**Task prompt**
Below are some records: retype them all exactly, but not the pictures.

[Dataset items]
++++++++

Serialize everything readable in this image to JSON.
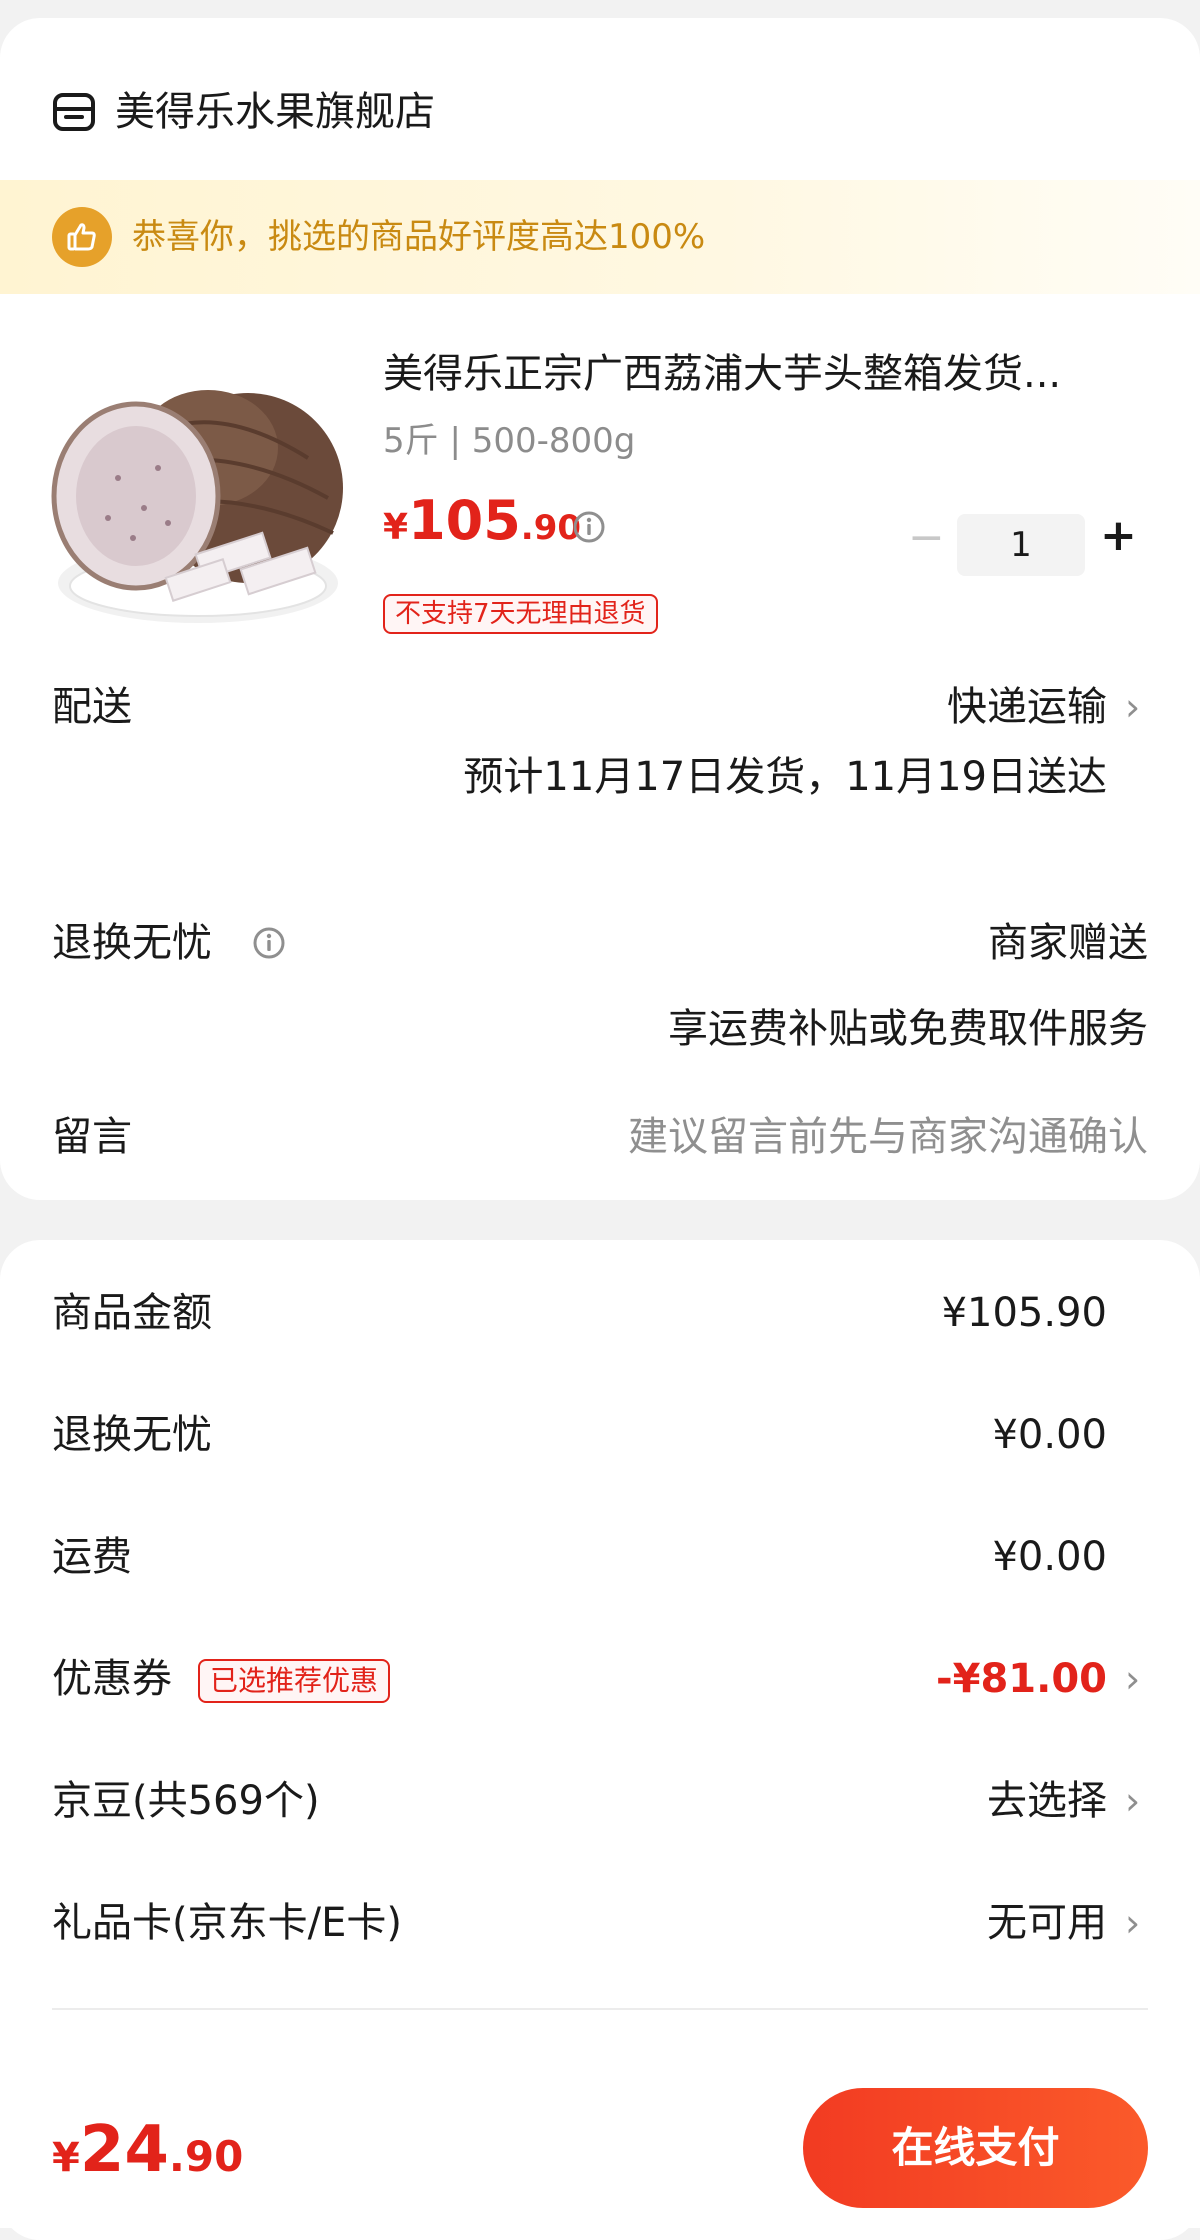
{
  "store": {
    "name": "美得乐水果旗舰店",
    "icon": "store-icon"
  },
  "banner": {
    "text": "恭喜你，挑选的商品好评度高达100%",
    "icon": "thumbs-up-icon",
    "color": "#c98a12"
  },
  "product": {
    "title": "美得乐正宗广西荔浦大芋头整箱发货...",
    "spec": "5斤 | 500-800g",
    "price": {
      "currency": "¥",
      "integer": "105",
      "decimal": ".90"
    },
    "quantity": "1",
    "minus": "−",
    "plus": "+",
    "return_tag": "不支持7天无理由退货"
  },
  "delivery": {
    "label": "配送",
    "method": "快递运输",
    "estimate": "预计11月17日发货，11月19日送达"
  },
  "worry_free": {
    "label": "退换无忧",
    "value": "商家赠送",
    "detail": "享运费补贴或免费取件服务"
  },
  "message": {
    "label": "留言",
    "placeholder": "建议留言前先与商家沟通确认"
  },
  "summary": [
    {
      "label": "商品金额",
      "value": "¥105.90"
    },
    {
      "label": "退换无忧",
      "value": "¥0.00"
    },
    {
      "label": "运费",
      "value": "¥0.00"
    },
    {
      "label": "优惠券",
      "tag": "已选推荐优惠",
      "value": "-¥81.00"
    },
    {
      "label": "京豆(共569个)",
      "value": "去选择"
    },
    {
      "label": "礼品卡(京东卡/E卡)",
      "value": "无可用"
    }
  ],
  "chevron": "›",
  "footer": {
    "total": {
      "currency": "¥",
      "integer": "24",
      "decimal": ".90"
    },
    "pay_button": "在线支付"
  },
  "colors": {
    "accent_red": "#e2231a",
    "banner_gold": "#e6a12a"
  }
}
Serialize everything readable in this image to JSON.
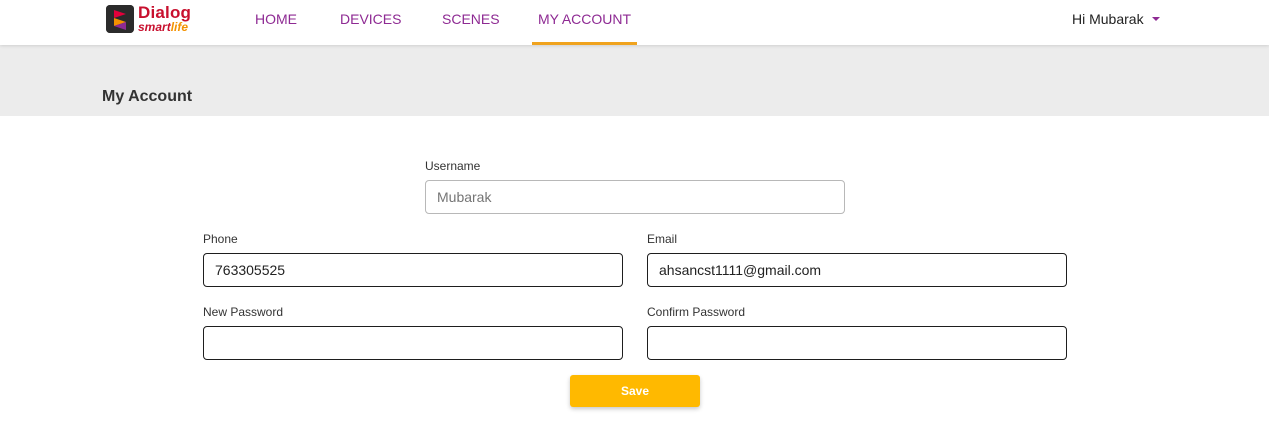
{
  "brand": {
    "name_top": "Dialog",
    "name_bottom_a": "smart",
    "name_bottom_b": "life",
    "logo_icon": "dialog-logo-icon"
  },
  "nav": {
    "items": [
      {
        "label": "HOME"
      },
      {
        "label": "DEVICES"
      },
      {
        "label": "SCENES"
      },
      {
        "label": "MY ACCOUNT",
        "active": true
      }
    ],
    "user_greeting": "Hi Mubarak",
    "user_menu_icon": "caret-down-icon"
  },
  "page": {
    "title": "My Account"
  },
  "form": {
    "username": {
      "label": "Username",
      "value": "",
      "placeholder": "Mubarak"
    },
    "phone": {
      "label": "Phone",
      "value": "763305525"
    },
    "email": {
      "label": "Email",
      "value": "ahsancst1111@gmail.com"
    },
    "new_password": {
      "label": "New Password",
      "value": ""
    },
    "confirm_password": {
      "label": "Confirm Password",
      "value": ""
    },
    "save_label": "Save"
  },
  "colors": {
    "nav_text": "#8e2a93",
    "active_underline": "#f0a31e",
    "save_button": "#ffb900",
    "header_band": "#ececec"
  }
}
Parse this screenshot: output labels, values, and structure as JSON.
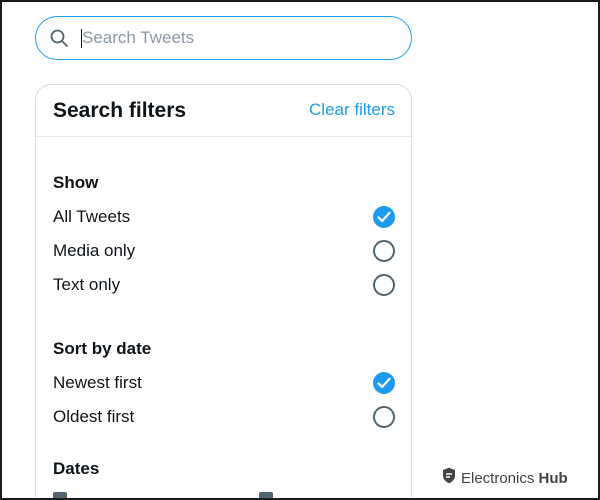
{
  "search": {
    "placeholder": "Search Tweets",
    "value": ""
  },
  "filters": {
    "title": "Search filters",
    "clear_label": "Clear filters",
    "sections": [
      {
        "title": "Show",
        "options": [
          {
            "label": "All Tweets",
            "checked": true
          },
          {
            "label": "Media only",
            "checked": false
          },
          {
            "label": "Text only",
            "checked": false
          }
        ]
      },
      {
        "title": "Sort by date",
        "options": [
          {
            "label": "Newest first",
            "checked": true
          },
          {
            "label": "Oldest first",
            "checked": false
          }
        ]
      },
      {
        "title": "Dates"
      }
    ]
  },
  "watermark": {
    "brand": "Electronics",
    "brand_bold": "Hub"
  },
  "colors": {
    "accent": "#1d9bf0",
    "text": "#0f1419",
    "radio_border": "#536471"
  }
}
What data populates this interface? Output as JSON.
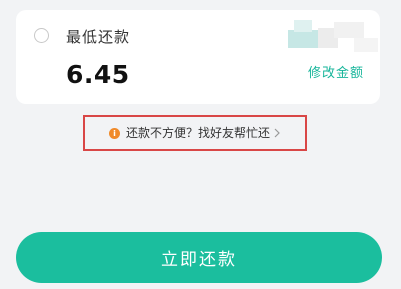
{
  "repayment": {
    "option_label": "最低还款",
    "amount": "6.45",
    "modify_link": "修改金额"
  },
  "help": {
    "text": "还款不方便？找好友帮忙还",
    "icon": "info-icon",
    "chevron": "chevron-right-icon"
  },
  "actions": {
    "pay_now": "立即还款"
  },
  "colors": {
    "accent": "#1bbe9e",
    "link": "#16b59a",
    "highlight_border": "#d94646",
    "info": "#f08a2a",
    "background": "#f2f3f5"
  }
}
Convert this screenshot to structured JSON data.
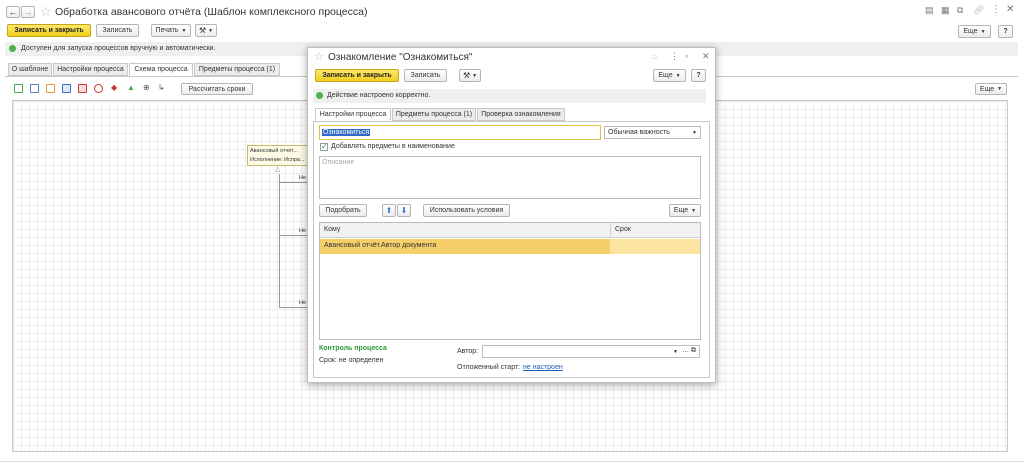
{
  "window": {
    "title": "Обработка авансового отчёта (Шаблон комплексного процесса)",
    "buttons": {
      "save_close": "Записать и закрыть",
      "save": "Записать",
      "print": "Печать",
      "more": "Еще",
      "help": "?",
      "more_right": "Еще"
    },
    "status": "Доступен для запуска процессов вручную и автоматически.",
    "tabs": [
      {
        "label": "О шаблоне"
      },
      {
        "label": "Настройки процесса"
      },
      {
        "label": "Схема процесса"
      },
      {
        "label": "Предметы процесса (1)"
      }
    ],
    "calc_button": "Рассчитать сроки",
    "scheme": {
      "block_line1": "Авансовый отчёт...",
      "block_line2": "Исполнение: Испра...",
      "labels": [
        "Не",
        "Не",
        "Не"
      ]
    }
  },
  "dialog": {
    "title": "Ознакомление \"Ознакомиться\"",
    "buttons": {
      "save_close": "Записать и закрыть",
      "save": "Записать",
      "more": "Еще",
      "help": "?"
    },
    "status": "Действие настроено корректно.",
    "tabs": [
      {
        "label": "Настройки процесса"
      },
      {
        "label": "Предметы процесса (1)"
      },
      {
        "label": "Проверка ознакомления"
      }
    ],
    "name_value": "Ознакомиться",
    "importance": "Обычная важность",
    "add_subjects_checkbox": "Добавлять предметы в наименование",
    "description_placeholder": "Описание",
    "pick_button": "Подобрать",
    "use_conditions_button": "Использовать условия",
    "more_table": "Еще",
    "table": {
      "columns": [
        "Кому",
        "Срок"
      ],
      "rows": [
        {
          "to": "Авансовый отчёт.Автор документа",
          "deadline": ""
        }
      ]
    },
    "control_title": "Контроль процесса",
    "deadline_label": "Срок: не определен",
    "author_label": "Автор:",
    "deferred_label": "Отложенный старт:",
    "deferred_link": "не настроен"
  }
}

++++++++

**Solution to this problem**
Serialize everything readable in this image to JSON.
{
  "store": {
    "name": "美得乐水果旗舰店",
    "icon": "store-icon"
  },
  "banner": {
    "text": "恭喜你，挑选的商品好评度高达100%",
    "icon": "thumbs-up-icon",
    "color": "#c98a12"
  },
  "product": {
    "title": "美得乐正宗广西荔浦大芋头整箱发货...",
    "spec": "5斤 | 500-800g",
    "price": {
      "currency": "¥",
      "integer": "105",
      "decimal": ".90"
    },
    "quantity": "1",
    "minus": "−",
    "plus": "+",
    "return_tag": "不支持7天无理由退货"
  },
  "delivery": {
    "label": "配送",
    "method": "快递运输",
    "estimate": "预计11月17日发货，11月19日送达"
  },
  "worry_free": {
    "label": "退换无忧",
    "value": "商家赠送",
    "detail": "享运费补贴或免费取件服务"
  },
  "message": {
    "label": "留言",
    "placeholder": "建议留言前先与商家沟通确认"
  },
  "summary": [
    {
      "label": "商品金额",
      "value": "¥105.90"
    },
    {
      "label": "退换无忧",
      "value": "¥0.00"
    },
    {
      "label": "运费",
      "value": "¥0.00"
    },
    {
      "label": "优惠券",
      "tag": "已选推荐优惠",
      "value": "-¥81.00"
    },
    {
      "label": "京豆(共569个)",
      "value": "去选择"
    },
    {
      "label": "礼品卡(京东卡/E卡)",
      "value": "无可用"
    }
  ],
  "chevron": "›",
  "footer": {
    "total": {
      "currency": "¥",
      "integer": "24",
      "decimal": ".90"
    },
    "pay_button": "在线支付"
  },
  "colors": {
    "accent_red": "#e2231a",
    "banner_gold": "#e6a12a"
  }
}
Serialize everything readable in this image to JSON.
{
  "brand": {
    "name_top": "Dialog",
    "name_bottom_a": "smart",
    "name_bottom_b": "life",
    "logo_icon": "dialog-logo-icon"
  },
  "nav": {
    "items": [
      {
        "label": "HOME"
      },
      {
        "label": "DEVICES"
      },
      {
        "label": "SCENES"
      },
      {
        "label": "MY ACCOUNT",
        "active": true
      }
    ],
    "user_greeting": "Hi Mubarak",
    "user_menu_icon": "caret-down-icon"
  },
  "page": {
    "title": "My Account"
  },
  "form": {
    "username": {
      "label": "Username",
      "value": "",
      "placeholder": "Mubarak"
    },
    "phone": {
      "label": "Phone",
      "value": "763305525"
    },
    "email": {
      "label": "Email",
      "value": "ahsancst1111@gmail.com"
    },
    "new_password": {
      "label": "New Password",
      "value": ""
    },
    "confirm_password": {
      "label": "Confirm Password",
      "value": ""
    },
    "save_label": "Save"
  },
  "colors": {
    "nav_text": "#8e2a93",
    "active_underline": "#f0a31e",
    "save_button": "#ffb900",
    "header_band": "#ececec"
  }
}
Parse this screenshot: output labels, values, and structure as JSON.
{
  "search": {
    "placeholder": "Search Tweets",
    "value": ""
  },
  "filters": {
    "title": "Search filters",
    "clear_label": "Clear filters",
    "sections": [
      {
        "title": "Show",
        "options": [
          {
            "label": "All Tweets",
            "checked": true
          },
          {
            "label": "Media only",
            "checked": false
          },
          {
            "label": "Text only",
            "checked": false
          }
        ]
      },
      {
        "title": "Sort by date",
        "options": [
          {
            "label": "Newest first",
            "checked": true
          },
          {
            "label": "Oldest first",
            "checked": false
          }
        ]
      },
      {
        "title": "Dates"
      }
    ]
  },
  "watermark": {
    "brand": "Electronics",
    "brand_bold": "Hub"
  },
  "colors": {
    "accent": "#1d9bf0",
    "text": "#0f1419",
    "radio_border": "#536471"
  }
}
What data populates this interface? Output as JSON.
{
  "repayment": {
    "option_label": "最低还款",
    "amount": "6.45",
    "modify_link": "修改金额"
  },
  "help": {
    "text": "还款不方便？找好友帮忙还",
    "icon": "info-icon",
    "chevron": "chevron-right-icon"
  },
  "actions": {
    "pay_now": "立即还款"
  },
  "colors": {
    "accent": "#1bbe9e",
    "link": "#16b59a",
    "highlight_border": "#d94646",
    "info": "#f08a2a",
    "background": "#f2f3f5"
  }
}
Convert this screenshot to structured JSON data.
{
  "window": {
    "title": "Обработка авансового отчёта (Шаблон комплексного процесса)",
    "buttons": {
      "save_close": "Записать и закрыть",
      "save": "Записать",
      "print": "Печать",
      "more": "Еще",
      "help": "?",
      "more_right": "Еще"
    },
    "status": "Доступен для запуска процессов вручную и автоматически.",
    "tabs": [
      {
        "label": "О шаблоне"
      },
      {
        "label": "Настройки процесса"
      },
      {
        "label": "Схема процесса"
      },
      {
        "label": "Предметы процесса (1)"
      }
    ],
    "calc_button": "Рассчитать сроки",
    "scheme": {
      "block_line1": "Авансовый отчёт...",
      "block_line2": "Исполнение: Испра...",
      "labels": [
        "Не",
        "Не",
        "Не"
      ]
    }
  },
  "dialog": {
    "title": "Ознакомление \"Ознакомиться\"",
    "buttons": {
      "save_close": "Записать и закрыть",
      "save": "Записать",
      "more": "Еще",
      "help": "?"
    },
    "status": "Действие настроено корректно.",
    "tabs": [
      {
        "label": "Настройки процесса"
      },
      {
        "label": "Предметы процесса (1)"
      },
      {
        "label": "Проверка ознакомления"
      }
    ],
    "name_value": "Ознакомиться",
    "importance": "Обычная важность",
    "add_subjects_checkbox": "Добавлять предметы в наименование",
    "description_placeholder": "Описание",
    "pick_button": "Подобрать",
    "use_conditions_button": "Использовать условия",
    "more_table": "Еще",
    "table": {
      "columns": [
        "Кому",
        "Срок"
      ],
      "rows": [
        {
          "to": "Авансовый отчёт.Автор документа",
          "deadline": ""
        }
      ]
    },
    "control_title": "Контроль процесса",
    "deadline_label": "Срок: не определен",
    "author_label": "Автор:",
    "deferred_label": "Отложенный старт:",
    "deferred_link": "не настроен"
  }
}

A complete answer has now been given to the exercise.